:: Given problem ::
Can you output all of the data below as one numbered list, leaving out any blank lines?

== Materials provided ==

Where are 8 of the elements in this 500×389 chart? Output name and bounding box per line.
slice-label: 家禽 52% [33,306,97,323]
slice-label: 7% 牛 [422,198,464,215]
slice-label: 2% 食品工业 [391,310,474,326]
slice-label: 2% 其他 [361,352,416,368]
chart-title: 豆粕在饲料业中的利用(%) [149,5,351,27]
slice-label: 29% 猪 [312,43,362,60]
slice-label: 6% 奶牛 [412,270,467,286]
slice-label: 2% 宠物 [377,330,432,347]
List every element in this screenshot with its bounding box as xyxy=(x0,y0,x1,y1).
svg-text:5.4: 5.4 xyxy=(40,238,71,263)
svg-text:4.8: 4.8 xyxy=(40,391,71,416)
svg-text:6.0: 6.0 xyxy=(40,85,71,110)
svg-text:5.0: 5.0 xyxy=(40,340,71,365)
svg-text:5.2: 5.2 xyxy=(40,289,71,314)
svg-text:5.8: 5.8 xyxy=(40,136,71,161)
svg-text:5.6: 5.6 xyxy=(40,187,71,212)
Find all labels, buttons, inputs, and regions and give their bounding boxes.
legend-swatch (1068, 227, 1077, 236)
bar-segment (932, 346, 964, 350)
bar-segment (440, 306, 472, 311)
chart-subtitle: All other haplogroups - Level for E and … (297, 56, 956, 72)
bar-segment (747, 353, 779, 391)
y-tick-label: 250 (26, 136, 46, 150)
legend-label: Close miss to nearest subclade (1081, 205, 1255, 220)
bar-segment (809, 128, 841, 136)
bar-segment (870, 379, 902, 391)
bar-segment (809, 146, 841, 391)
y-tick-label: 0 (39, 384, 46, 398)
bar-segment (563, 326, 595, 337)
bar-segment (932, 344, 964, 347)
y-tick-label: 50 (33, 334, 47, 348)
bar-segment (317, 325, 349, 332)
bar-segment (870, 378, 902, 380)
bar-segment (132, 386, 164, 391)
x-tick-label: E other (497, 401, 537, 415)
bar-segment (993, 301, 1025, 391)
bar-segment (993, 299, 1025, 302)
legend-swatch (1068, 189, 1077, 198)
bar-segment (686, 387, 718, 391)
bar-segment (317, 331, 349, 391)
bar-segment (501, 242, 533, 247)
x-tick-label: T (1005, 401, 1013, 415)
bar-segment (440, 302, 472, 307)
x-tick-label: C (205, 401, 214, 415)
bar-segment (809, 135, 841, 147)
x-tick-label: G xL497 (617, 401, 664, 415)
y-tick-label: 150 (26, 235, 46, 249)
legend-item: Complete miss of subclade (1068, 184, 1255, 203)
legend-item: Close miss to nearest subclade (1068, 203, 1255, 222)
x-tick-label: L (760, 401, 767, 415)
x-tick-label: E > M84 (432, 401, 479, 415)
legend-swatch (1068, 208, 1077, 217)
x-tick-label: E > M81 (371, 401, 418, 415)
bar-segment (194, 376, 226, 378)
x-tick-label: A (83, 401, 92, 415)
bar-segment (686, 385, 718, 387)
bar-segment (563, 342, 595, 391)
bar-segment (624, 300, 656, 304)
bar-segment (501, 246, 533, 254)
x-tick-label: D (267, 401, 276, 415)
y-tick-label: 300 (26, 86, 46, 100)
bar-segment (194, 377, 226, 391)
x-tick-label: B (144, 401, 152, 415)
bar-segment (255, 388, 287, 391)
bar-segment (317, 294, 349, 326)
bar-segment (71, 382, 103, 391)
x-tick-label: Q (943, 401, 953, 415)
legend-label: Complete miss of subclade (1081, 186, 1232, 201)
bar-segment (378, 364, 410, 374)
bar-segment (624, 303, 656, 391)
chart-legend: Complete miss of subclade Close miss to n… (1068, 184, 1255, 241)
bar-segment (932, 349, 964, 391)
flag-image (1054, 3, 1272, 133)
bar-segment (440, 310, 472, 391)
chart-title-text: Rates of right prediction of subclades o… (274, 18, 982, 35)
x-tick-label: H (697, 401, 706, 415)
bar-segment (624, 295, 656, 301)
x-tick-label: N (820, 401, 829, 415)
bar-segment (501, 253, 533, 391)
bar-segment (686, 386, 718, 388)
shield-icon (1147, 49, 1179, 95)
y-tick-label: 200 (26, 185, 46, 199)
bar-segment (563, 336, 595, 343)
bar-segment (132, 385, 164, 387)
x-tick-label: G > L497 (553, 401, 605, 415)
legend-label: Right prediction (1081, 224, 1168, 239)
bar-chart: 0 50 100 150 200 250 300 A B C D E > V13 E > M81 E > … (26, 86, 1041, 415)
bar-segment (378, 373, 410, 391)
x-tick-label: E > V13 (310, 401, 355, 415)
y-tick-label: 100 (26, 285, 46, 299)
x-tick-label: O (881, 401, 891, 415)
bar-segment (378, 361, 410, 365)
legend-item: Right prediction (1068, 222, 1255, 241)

===

:: The solution ::
1. Where are 8 of the elements in this 500×389 chart? Output name and bounding box per line.
2. slice-label: 家禽 52% [33,306,97,323]
3. slice-label: 7% 牛 [422,198,464,215]
4. slice-label: 2% 食品工业 [391,310,474,326]
5. slice-label: 2% 其他 [361,352,416,368]
6. chart-title: 豆粕在饲料业中的利用(%) [149,5,351,27]
7. slice-label: 29% 猪 [312,43,362,60]
8. slice-label: 6% 奶牛 [412,270,467,286]
9. slice-label: 2% 宠物 [377,330,432,347]
10. List every element in this screenshot with its bounding box as xyxy=(x0,y0,x1,y1).
11. svg-text:5.4: 5.4 xyxy=(40,238,71,263)
12. svg-text:4.8: 4.8 xyxy=(40,391,71,416)
13. svg-text:6.0: 6.0 xyxy=(40,85,71,110)
14. svg-text:5.0: 5.0 xyxy=(40,340,71,365)
15. svg-text:5.2: 5.2 xyxy=(40,289,71,314)
16. svg-text:5.8: 5.8 xyxy=(40,136,71,161)
17. svg-text:5.6: 5.6 xyxy=(40,187,71,212)
18. Find all labels, buttons, inputs, and regions and give their bounding boxes.
19. legend-swatch (1068, 227, 1077, 236)
20. bar-segment (932, 346, 964, 350)
21. bar-segment (440, 306, 472, 311)
22. chart-subtitle: All other haplogroups - Level for E and … (297, 56, 956, 72)
23. bar-segment (747, 353, 779, 391)
24. y-tick-label: 250 (26, 136, 46, 150)
25. legend-label: Close miss to nearest subclade (1081, 205, 1255, 220)
26. bar-segment (809, 128, 841, 136)
27. bar-segment (870, 379, 902, 391)
28. bar-segment (809, 146, 841, 391)
29. y-tick-label: 0 (39, 384, 46, 398)
30. bar-segment (563, 326, 595, 337)
31. bar-segment (932, 344, 964, 347)
32. y-tick-label: 50 (33, 334, 47, 348)
33. bar-segment (317, 325, 349, 332)
34. bar-segment (870, 378, 902, 380)
35. bar-segment (132, 386, 164, 391)
36. x-tick-label: E other (497, 401, 537, 415)
37. bar-segment (993, 301, 1025, 391)
38. bar-segment (993, 299, 1025, 302)
39. legend-swatch (1068, 189, 1077, 198)
40. bar-segment (686, 387, 718, 391)
41. bar-segment (317, 331, 349, 391)
42. bar-segment (501, 242, 533, 247)
43. x-tick-label: T (1005, 401, 1013, 415)
44. bar-segment (440, 302, 472, 307)
45. x-tick-label: C (205, 401, 214, 415)
46. bar-segment (809, 135, 841, 147)
47. x-tick-label: G xL497 (617, 401, 664, 415)
48. y-tick-label: 150 (26, 235, 46, 249)
49. legend-item: Complete miss of subclade (1068, 184, 1255, 203)
50. legend-item: Close miss to nearest subclade (1068, 203, 1255, 222)
51. x-tick-label: L (760, 401, 767, 415)
52. x-tick-label: E > M84 (432, 401, 479, 415)
53. legend-swatch (1068, 208, 1077, 217)
54. x-tick-label: E > M81 (371, 401, 418, 415)
55. bar-segment (194, 376, 226, 378)
56. x-tick-label: A (83, 401, 92, 415)
57. bar-segment (686, 385, 718, 387)
58. bar-segment (563, 342, 595, 391)
59. bar-segment (624, 300, 656, 304)
60. bar-segment (501, 246, 533, 254)
61. x-tick-label: D (267, 401, 276, 415)
62. y-tick-label: 300 (26, 86, 46, 100)
63. bar-segment (194, 377, 226, 391)
64. x-tick-label: B (144, 401, 152, 415)
65. bar-segment (255, 388, 287, 391)
66. bar-segment (317, 294, 349, 326)
67. bar-segment (71, 382, 103, 391)
68. x-tick-label: Q (943, 401, 953, 415)
69. legend-label: Complete miss of subclade (1081, 186, 1232, 201)
70. bar-segment (378, 364, 410, 374)
71. bar-segment (624, 303, 656, 391)
72. chart-legend: Complete miss of subclade Close miss to n… (1068, 184, 1255, 241)
73. bar-segment (932, 349, 964, 391)
74. flag-image (1054, 3, 1272, 133)
75. bar-segment (440, 310, 472, 391)
76. chart-title-text: Rates of right prediction of subclades o… (274, 18, 982, 35)
77. x-tick-label: H (697, 401, 706, 415)
78. bar-segment (624, 295, 656, 301)
79. x-tick-label: N (820, 401, 829, 415)
80. bar-segment (501, 253, 533, 391)
81. bar-segment (686, 386, 718, 388)
82. shield-icon (1147, 49, 1179, 95)
83. y-tick-label: 200 (26, 185, 46, 199)
84. bar-segment (563, 336, 595, 343)
85. bar-segment (132, 385, 164, 387)
86. x-tick-label: G > L497 (553, 401, 605, 415)
87. legend-label: Right prediction (1081, 224, 1168, 239)
88. bar-chart: 0 50 100 150 200 250 300 A B C D E > V13 E > M81 E > … (26, 86, 1041, 415)
89. bar-segment (378, 373, 410, 391)
90. x-tick-label: E > V13 (310, 401, 355, 415)
91. y-tick-label: 100 (26, 285, 46, 299)
92. x-tick-label: O (881, 401, 891, 415)
93. bar-segment (378, 361, 410, 365)
94. legend-item: Right prediction (1068, 222, 1255, 241)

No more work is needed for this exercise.